[Entries with figure data]
========================================

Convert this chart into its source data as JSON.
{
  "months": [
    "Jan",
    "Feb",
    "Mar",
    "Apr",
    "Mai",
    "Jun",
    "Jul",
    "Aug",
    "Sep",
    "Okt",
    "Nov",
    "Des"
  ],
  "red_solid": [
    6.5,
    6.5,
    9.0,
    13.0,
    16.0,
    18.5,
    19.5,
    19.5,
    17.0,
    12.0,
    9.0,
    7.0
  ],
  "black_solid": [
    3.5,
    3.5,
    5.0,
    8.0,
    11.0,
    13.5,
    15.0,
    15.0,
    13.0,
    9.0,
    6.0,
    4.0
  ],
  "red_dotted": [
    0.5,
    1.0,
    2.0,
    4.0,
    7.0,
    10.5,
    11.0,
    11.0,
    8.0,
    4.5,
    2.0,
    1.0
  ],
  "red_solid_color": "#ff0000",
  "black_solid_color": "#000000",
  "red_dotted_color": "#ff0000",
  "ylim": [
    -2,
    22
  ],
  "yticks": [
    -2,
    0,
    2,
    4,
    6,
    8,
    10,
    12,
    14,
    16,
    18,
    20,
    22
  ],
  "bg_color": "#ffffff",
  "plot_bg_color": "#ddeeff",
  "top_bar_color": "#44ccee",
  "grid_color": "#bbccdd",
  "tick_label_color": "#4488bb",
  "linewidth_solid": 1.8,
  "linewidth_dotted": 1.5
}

========================================

## Task to complete
Set down all of the entries exactly, please.

## Exercise result
Convert this chart into its source data as JSON.
{
  "months": [
    "Jan",
    "Feb",
    "Mar",
    "Apr",
    "Mai",
    "Jun",
    "Jul",
    "Aug",
    "Sep",
    "Okt",
    "Nov",
    "Des"
  ],
  "red_solid": [
    6.5,
    6.5,
    9.0,
    13.0,
    16.0,
    18.5,
    19.5,
    19.5,
    17.0,
    12.0,
    9.0,
    7.0
  ],
  "black_solid": [
    3.5,
    3.5,
    5.0,
    8.0,
    11.0,
    13.5,
    15.0,
    15.0,
    13.0,
    9.0,
    6.0,
    4.0
  ],
  "red_dotted": [
    0.5,
    1.0,
    2.0,
    4.0,
    7.0,
    10.5,
    11.0,
    11.0,
    8.0,
    4.5,
    2.0,
    1.0
  ],
  "red_solid_color": "#ff0000",
  "black_solid_color": "#000000",
  "red_dotted_color": "#ff0000",
  "ylim": [
    -2,
    22
  ],
  "yticks": [
    -2,
    0,
    2,
    4,
    6,
    8,
    10,
    12,
    14,
    16,
    18,
    20,
    22
  ],
  "bg_color": "#ffffff",
  "plot_bg_color": "#ddeeff",
  "top_bar_color": "#44ccee",
  "grid_color": "#bbccdd",
  "tick_label_color": "#4488bb",
  "linewidth_solid": 1.8,
  "linewidth_dotted": 1.5
}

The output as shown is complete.